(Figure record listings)

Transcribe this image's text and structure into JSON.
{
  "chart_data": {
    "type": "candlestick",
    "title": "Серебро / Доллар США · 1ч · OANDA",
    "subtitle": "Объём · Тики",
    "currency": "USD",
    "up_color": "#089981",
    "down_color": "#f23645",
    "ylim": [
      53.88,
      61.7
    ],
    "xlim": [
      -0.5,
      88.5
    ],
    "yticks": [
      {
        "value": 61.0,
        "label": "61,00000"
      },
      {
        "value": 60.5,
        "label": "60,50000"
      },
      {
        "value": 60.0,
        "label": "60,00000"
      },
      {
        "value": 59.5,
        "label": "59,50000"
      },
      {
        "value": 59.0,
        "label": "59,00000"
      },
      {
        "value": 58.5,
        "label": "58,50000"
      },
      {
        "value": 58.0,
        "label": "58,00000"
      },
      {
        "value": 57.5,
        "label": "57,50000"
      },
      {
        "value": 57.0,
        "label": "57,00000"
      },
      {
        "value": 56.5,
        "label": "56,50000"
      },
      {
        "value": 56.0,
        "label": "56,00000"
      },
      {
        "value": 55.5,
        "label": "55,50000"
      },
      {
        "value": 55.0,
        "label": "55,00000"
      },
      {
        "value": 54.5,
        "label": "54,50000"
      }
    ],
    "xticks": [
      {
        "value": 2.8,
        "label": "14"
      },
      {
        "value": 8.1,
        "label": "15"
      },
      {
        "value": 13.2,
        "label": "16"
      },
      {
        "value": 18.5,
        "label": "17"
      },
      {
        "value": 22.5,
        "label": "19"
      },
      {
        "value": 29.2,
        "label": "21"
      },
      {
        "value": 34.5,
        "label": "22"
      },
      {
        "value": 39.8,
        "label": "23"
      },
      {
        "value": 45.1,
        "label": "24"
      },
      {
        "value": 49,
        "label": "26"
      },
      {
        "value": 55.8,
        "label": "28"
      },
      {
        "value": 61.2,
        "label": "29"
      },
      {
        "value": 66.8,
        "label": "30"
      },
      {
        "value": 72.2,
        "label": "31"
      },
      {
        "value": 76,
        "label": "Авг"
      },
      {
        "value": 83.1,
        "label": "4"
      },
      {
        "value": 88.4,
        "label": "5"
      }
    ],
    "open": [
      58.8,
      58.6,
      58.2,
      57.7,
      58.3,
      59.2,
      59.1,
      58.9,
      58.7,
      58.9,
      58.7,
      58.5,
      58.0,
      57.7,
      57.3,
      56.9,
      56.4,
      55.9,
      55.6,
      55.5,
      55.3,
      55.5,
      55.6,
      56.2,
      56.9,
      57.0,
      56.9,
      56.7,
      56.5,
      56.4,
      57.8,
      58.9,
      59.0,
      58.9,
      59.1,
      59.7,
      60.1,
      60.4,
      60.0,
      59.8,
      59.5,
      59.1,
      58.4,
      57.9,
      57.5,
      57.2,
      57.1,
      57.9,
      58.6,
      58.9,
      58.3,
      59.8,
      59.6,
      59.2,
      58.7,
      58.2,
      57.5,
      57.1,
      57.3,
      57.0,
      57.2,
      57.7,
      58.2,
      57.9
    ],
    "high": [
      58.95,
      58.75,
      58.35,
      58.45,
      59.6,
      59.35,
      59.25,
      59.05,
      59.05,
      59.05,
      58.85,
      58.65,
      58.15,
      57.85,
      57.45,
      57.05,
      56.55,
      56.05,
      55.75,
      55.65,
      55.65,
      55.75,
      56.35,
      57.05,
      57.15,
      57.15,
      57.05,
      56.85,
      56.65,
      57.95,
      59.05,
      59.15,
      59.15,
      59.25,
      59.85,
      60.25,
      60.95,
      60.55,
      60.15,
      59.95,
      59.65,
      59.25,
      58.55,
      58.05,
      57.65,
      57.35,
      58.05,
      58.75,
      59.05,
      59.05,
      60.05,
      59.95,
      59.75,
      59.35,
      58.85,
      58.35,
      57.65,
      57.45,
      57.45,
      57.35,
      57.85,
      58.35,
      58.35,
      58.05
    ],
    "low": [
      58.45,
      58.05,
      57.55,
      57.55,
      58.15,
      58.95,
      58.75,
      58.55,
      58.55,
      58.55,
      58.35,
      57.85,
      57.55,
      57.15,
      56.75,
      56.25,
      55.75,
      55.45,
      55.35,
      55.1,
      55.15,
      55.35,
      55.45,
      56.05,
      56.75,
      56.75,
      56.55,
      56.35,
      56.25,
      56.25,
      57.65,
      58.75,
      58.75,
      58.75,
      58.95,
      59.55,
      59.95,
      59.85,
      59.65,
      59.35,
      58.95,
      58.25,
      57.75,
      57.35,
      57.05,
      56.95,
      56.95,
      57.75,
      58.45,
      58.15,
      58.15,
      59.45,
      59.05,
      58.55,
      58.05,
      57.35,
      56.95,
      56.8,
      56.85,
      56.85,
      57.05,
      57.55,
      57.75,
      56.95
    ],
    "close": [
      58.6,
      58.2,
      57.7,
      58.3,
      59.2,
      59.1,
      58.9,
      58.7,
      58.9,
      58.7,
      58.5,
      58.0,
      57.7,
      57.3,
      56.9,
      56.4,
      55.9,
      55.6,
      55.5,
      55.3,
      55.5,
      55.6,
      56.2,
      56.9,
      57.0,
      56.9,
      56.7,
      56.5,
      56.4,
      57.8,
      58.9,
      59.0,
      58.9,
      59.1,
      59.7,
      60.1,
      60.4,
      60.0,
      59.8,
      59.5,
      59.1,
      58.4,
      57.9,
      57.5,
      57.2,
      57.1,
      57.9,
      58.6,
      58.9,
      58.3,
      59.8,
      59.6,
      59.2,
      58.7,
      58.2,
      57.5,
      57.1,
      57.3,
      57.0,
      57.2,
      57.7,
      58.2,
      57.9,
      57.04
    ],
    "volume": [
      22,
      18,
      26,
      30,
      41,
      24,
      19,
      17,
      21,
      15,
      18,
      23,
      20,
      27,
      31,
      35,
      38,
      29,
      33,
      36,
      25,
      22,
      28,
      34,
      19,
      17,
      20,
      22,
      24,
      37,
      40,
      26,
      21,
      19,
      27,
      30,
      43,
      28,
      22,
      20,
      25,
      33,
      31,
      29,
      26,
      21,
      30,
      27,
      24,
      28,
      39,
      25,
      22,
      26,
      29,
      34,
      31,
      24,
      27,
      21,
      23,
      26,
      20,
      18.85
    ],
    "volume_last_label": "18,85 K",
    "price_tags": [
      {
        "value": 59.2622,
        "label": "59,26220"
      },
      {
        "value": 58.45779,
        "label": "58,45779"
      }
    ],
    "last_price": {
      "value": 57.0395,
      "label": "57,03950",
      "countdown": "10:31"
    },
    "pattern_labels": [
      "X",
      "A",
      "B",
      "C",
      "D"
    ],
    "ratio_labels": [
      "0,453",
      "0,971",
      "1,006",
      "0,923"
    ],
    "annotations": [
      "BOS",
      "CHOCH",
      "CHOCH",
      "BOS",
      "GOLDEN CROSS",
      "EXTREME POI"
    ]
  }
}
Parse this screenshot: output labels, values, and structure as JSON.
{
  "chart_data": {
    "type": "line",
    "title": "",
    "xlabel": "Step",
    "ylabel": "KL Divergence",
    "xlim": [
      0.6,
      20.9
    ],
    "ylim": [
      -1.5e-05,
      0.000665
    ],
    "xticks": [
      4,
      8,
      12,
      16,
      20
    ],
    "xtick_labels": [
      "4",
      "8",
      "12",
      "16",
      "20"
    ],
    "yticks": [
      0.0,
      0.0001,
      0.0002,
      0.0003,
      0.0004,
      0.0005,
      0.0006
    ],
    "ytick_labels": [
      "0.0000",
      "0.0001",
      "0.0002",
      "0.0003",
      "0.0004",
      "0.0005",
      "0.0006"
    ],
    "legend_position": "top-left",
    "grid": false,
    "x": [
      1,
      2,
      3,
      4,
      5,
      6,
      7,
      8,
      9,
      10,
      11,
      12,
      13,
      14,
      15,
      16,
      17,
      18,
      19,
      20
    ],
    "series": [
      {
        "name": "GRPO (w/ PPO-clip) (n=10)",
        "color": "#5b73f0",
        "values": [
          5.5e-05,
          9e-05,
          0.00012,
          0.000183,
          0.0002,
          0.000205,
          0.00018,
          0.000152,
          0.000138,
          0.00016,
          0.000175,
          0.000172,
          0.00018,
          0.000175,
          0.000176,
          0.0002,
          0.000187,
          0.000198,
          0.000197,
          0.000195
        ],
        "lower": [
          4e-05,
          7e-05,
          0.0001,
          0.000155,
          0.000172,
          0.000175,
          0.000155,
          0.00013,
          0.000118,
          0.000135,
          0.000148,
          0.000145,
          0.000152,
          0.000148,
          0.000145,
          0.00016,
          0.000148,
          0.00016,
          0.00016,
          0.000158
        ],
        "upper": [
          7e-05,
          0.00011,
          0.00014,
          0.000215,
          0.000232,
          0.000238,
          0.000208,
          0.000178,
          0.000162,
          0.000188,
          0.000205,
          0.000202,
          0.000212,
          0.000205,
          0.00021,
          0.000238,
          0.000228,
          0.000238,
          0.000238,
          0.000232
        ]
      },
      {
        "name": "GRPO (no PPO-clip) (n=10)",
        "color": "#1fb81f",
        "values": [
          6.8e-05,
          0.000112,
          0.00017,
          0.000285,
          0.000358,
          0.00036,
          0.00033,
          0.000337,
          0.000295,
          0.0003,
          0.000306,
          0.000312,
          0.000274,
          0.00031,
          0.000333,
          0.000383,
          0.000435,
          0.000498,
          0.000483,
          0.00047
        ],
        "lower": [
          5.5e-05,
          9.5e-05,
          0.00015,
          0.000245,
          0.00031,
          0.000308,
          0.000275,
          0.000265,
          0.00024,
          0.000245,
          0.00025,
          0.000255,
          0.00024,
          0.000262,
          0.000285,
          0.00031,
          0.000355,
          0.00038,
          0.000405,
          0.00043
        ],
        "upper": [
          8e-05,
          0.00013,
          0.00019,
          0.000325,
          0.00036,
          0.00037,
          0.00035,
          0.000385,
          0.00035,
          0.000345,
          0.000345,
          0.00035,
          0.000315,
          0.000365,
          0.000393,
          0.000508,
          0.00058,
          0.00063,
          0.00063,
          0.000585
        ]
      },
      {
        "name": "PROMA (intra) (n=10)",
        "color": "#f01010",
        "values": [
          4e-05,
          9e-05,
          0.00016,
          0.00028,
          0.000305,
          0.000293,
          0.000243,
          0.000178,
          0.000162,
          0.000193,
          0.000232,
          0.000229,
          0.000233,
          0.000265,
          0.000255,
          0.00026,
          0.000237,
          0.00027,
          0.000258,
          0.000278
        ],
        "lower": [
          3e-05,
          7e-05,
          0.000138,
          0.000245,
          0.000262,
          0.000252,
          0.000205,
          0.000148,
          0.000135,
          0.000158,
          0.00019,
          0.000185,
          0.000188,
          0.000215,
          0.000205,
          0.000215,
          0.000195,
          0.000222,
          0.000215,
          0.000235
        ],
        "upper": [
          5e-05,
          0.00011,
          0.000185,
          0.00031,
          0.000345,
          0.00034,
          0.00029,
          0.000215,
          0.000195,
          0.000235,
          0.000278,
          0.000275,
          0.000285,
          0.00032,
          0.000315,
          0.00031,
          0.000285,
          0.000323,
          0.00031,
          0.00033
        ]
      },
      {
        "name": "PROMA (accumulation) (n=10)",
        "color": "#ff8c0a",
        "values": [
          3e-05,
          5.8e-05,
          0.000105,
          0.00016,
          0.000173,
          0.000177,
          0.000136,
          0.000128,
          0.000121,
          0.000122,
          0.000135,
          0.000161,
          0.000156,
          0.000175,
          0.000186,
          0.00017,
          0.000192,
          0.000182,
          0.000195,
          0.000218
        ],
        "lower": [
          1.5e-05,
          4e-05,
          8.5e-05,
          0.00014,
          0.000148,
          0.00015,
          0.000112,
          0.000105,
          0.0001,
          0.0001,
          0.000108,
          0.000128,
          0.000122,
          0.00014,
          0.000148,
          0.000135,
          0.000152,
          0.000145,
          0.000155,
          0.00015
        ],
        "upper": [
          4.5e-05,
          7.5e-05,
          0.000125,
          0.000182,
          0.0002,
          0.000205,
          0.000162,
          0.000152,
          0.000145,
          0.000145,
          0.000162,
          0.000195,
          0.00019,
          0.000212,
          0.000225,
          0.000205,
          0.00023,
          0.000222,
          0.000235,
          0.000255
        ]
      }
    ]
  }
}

**To do**
Across the preceding material, how many lines contain the word "PROMA"? State the number alone.

**Solution to this exercise**
2